→ **Set problem**:
Take the material and output all of it exactly.

→ **Exercise input**:
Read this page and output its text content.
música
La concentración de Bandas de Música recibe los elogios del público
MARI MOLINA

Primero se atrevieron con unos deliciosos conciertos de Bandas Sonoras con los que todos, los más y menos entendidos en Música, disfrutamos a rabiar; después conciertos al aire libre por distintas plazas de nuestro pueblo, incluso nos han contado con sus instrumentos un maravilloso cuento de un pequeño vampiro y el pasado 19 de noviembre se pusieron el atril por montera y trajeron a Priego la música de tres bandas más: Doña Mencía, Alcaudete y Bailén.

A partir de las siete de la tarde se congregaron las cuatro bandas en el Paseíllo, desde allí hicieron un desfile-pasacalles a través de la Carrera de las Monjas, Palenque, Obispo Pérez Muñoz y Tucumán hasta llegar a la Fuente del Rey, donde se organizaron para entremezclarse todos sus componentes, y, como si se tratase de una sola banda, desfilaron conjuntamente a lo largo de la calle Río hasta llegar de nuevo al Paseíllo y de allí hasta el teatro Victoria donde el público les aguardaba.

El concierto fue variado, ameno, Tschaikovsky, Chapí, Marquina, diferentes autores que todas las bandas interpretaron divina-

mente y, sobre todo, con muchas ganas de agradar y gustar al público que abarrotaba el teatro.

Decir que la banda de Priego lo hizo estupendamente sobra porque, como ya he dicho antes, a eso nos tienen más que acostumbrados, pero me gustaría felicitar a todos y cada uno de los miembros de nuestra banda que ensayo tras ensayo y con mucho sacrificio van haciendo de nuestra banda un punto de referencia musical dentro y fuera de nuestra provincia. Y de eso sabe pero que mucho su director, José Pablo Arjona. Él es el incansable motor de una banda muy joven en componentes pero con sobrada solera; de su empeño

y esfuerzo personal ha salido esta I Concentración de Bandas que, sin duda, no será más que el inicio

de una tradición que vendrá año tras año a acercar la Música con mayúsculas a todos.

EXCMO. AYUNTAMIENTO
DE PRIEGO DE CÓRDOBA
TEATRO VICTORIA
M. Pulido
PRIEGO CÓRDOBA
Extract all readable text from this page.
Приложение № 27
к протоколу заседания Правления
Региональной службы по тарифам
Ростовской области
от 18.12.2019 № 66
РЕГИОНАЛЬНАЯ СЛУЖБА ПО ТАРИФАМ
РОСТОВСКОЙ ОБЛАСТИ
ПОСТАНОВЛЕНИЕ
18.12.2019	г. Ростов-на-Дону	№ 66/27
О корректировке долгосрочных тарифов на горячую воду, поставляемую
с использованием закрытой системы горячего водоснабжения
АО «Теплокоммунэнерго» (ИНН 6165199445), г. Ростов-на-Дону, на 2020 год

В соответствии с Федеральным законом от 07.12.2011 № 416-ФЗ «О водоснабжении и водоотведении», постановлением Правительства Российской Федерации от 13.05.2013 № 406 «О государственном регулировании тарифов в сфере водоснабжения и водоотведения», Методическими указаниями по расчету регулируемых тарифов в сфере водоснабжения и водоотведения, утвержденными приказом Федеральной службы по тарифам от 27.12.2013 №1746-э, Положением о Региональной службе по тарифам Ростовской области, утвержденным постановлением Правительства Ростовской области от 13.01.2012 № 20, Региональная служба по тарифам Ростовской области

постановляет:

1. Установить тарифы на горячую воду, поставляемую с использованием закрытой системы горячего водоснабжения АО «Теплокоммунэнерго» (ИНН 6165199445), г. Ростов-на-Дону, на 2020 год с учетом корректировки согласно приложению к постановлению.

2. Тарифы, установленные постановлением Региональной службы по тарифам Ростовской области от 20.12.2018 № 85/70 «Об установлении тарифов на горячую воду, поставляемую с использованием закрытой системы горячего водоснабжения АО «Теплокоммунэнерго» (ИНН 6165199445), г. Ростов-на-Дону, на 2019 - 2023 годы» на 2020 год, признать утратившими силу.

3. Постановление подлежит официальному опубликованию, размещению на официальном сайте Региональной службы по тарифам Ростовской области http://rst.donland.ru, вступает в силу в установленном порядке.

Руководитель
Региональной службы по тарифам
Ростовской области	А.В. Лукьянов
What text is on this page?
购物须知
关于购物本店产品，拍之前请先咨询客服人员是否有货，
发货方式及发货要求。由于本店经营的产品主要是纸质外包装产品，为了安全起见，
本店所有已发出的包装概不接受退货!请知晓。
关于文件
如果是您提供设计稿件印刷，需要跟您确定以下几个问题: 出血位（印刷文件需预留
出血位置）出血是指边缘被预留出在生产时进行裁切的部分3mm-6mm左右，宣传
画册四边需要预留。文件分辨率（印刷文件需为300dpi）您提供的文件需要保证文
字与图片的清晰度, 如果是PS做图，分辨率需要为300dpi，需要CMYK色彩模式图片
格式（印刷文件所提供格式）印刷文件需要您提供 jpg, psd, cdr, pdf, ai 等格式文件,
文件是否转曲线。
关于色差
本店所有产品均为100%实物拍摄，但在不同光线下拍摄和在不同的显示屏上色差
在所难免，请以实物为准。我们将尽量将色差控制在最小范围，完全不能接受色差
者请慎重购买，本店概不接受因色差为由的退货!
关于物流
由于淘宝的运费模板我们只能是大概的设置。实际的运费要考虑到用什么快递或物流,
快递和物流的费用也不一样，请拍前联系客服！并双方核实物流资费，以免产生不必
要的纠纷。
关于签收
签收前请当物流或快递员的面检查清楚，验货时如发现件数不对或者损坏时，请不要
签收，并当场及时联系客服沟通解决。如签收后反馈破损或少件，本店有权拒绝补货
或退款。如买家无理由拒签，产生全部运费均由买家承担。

→ **Task result**:
Read this page and output its text content.
música
La concentración de Bandas de Música recibe los elogios del público
MARI MOLINA

Primero se atrevieron con unos deliciosos conciertos de Bandas Sonoras con los que todos, los más y menos entendidos en Música, disfrutamos a rabiar; después conciertos al aire libre por distintas plazas de nuestro pueblo, incluso nos han contado con sus instrumentos un maravilloso cuento de un pequeño vampiro y el pasado 19 de noviembre se pusieron el atril por montera y trajeron a Priego la música de tres bandas más: Doña Mencía, Alcaudete y Bailén.

A partir de las siete de la tarde se congregaron las cuatro bandas en el Paseíllo, desde allí hicieron un desfile-pasacalles a través de la Carrera de las Monjas, Palenque, Obispo Pérez Muñoz y Tucumán hasta llegar a la Fuente del Rey, donde se organizaron para entremezclarse todos sus componentes, y, como si se tratase de una sola banda, desfilaron conjuntamente a lo largo de la calle Río hasta llegar de nuevo al Paseíllo y de allí hasta el teatro Victoria donde el público les aguardaba.

El concierto fue variado, ameno, Tschaikovsky, Chapí, Marquina, diferentes autores que todas las bandas interpretaron divina-

mente y, sobre todo, con muchas ganas de agradar y gustar al público que abarrotaba el teatro.

Decir que la banda de Priego lo hizo estupendamente sobra porque, como ya he dicho antes, a eso nos tienen más que acostumbrados, pero me gustaría felicitar a todos y cada uno de los miembros de nuestra banda que ensayo tras ensayo y con mucho sacrificio van haciendo de nuestra banda un punto de referencia musical dentro y fuera de nuestra provincia. Y de eso sabe pero que mucho su director, José Pablo Arjona. Él es el incansable motor de una banda muy joven en componentes pero con sobrada solera; de su empeño

y esfuerzo personal ha salido esta I Concentración de Bandas que, sin duda, no será más que el inicio

de una tradición que vendrá año tras año a acercar la Música con mayúsculas a todos.

EXCMO. AYUNTAMIENTO
DE PRIEGO DE CÓRDOBA
TEATRO VICTORIA
M. Pulido
PRIEGO CÓRDOBA
Extract all readable text from this page.
Приложение № 27
к протоколу заседания Правления
Региональной службы по тарифам
Ростовской области
от 18.12.2019 № 66
РЕГИОНАЛЬНАЯ СЛУЖБА ПО ТАРИФАМ
РОСТОВСКОЙ ОБЛАСТИ
ПОСТАНОВЛЕНИЕ
18.12.2019	г. Ростов-на-Дону	№ 66/27
О корректировке долгосрочных тарифов на горячую воду, поставляемую
с использованием закрытой системы горячего водоснабжения
АО «Теплокоммунэнерго» (ИНН 6165199445), г. Ростов-на-Дону, на 2020 год

В соответствии с Федеральным законом от 07.12.2011 № 416-ФЗ «О водоснабжении и водоотведении», постановлением Правительства Российской Федерации от 13.05.2013 № 406 «О государственном регулировании тарифов в сфере водоснабжения и водоотведения», Методическими указаниями по расчету регулируемых тарифов в сфере водоснабжения и водоотведения, утвержденными приказом Федеральной службы по тарифам от 27.12.2013 №1746-э, Положением о Региональной службе по тарифам Ростовской области, утвержденным постановлением Правительства Ростовской области от 13.01.2012 № 20, Региональная служба по тарифам Ростовской области

постановляет:

1. Установить тарифы на горячую воду, поставляемую с использованием закрытой системы горячего водоснабжения АО «Теплокоммунэнерго» (ИНН 6165199445), г. Ростов-на-Дону, на 2020 год с учетом корректировки согласно приложению к постановлению.

2. Тарифы, установленные постановлением Региональной службы по тарифам Ростовской области от 20.12.2018 № 85/70 «Об установлении тарифов на горячую воду, поставляемую с использованием закрытой системы горячего водоснабжения АО «Теплокоммунэнерго» (ИНН 6165199445), г. Ростов-на-Дону, на 2019 - 2023 годы» на 2020 год, признать утратившими силу.

3. Постановление подлежит официальному опубликованию, размещению на официальном сайте Региональной службы по тарифам Ростовской области http://rst.donland.ru, вступает в силу в установленном порядке.

Руководитель
Региональной службы по тарифам
Ростовской области	А.В. Лукьянов
What text is on this page?
购物须知
关于购物本店产品，拍之前请先咨询客服人员是否有货，
发货方式及发货要求。由于本店经营的产品主要是纸质外包装产品，为了安全起见，
本店所有已发出的包装概不接受退货!请知晓。
关于文件
如果是您提供设计稿件印刷，需要跟您确定以下几个问题: 出血位（印刷文件需预留
出血位置）出血是指边缘被预留出在生产时进行裁切的部分3mm-6mm左右，宣传
画册四边需要预留。文件分辨率（印刷文件需为300dpi）您提供的文件需要保证文
字与图片的清晰度, 如果是PS做图，分辨率需要为300dpi，需要CMYK色彩模式图片
格式（印刷文件所提供格式）印刷文件需要您提供 jpg, psd, cdr, pdf, ai 等格式文件,
文件是否转曲线。
关于色差
本店所有产品均为100%实物拍摄，但在不同光线下拍摄和在不同的显示屏上色差
在所难免，请以实物为准。我们将尽量将色差控制在最小范围，完全不能接受色差
者请慎重购买，本店概不接受因色差为由的退货!
关于物流
由于淘宝的运费模板我们只能是大概的设置。实际的运费要考虑到用什么快递或物流,
快递和物流的费用也不一样，请拍前联系客服！并双方核实物流资费，以免产生不必
要的纠纷。
关于签收
签收前请当物流或快递员的面检查清楚，验货时如发现件数不对或者损坏时，请不要
签收，并当场及时联系客服沟通解决。如签收后反馈破损或少件，本店有权拒绝补货
或退款。如买家无理由拒签，产生全部运费均由买家承担。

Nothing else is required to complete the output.